Repeat every line of the records below, from the first one down to the line containing "legend-label: Ammonite —", with both of those lines included.

Input:
= = = = = = =
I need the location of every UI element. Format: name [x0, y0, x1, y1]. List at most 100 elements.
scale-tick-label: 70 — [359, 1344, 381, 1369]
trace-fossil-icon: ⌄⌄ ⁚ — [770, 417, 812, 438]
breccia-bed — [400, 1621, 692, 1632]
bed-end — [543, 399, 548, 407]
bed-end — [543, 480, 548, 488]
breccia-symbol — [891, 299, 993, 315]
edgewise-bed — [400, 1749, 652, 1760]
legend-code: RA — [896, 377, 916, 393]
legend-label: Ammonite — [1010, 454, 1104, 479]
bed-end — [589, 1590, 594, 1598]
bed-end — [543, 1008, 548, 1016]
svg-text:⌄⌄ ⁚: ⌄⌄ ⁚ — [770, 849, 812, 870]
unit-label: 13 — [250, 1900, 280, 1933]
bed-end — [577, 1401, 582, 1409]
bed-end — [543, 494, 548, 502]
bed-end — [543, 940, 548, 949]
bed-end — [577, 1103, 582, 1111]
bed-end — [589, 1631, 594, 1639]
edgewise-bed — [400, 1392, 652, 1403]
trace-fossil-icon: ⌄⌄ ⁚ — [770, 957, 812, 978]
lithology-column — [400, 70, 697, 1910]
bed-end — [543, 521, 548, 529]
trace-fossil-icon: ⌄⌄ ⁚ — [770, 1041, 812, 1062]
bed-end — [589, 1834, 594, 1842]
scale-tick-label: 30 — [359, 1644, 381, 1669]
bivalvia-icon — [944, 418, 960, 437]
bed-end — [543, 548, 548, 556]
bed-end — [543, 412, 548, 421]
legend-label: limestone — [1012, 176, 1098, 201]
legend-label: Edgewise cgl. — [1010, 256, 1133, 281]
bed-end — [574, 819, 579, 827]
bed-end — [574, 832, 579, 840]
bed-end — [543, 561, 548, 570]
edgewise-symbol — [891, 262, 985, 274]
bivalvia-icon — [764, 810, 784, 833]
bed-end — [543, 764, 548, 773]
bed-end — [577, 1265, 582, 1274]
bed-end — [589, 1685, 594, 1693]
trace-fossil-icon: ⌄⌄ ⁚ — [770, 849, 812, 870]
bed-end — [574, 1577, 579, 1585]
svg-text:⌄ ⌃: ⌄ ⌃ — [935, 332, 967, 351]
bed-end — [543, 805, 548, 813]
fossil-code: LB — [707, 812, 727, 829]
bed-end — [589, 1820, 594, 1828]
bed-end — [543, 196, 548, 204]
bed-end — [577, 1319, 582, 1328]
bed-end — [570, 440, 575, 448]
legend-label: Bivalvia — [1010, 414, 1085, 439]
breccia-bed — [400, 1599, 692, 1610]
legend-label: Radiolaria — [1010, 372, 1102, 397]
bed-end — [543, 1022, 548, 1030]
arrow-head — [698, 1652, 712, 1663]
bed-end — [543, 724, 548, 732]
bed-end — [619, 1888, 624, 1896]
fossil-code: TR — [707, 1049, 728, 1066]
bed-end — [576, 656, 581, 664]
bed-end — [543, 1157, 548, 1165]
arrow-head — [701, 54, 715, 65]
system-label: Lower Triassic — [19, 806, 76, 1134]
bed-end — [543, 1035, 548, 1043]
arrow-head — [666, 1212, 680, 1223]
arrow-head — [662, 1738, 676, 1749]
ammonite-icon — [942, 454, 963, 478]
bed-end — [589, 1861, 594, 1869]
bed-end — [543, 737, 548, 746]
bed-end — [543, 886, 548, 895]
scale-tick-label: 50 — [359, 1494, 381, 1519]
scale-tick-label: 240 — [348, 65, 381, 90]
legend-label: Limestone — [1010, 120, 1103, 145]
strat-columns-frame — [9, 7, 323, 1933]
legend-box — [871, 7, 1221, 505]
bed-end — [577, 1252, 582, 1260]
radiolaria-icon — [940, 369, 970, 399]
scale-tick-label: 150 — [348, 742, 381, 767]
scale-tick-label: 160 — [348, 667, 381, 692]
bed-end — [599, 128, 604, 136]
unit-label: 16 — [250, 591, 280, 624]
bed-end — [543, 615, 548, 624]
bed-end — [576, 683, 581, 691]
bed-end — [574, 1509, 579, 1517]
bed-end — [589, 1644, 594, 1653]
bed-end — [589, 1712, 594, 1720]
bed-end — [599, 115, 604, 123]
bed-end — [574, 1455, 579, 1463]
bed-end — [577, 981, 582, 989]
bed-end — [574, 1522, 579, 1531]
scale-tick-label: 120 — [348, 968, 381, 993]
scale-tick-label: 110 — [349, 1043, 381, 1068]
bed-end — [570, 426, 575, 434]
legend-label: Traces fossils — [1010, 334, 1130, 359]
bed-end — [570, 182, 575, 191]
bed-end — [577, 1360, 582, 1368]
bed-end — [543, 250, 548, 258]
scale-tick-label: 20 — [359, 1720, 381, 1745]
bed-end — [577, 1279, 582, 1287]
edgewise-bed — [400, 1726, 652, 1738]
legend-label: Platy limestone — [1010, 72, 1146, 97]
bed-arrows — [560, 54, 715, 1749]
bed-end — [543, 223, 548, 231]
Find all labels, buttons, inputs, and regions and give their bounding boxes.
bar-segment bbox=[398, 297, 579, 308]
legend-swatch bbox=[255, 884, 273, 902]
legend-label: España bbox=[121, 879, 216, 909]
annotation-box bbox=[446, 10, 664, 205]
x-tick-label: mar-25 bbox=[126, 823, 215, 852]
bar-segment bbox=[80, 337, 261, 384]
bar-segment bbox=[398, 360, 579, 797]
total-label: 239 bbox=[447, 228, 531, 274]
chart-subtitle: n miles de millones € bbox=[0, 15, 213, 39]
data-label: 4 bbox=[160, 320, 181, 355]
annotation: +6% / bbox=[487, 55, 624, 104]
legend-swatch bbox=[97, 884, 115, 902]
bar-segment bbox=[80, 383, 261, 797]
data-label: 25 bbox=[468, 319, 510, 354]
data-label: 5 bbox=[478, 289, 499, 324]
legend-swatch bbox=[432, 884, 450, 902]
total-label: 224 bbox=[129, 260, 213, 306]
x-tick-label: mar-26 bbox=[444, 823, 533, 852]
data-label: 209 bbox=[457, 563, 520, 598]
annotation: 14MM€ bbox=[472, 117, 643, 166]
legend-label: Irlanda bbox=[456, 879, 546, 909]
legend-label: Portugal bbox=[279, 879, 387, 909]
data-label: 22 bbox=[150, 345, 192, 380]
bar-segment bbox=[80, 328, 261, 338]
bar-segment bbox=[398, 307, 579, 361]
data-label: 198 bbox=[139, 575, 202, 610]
= = = = = = =
Task solution:
I need the location of every UI element. Format: name [x0, y0, x1, y1]. List at most 100 elements.
scale-tick-label: 70 — [359, 1344, 381, 1369]
trace-fossil-icon: ⌄⌄ ⁚ — [770, 417, 812, 438]
breccia-bed — [400, 1621, 692, 1632]
bed-end — [543, 399, 548, 407]
bed-end — [543, 480, 548, 488]
breccia-symbol — [891, 299, 993, 315]
edgewise-bed — [400, 1749, 652, 1760]
legend-code: RA — [896, 377, 916, 393]
legend-label: Ammonite — [1010, 454, 1104, 479]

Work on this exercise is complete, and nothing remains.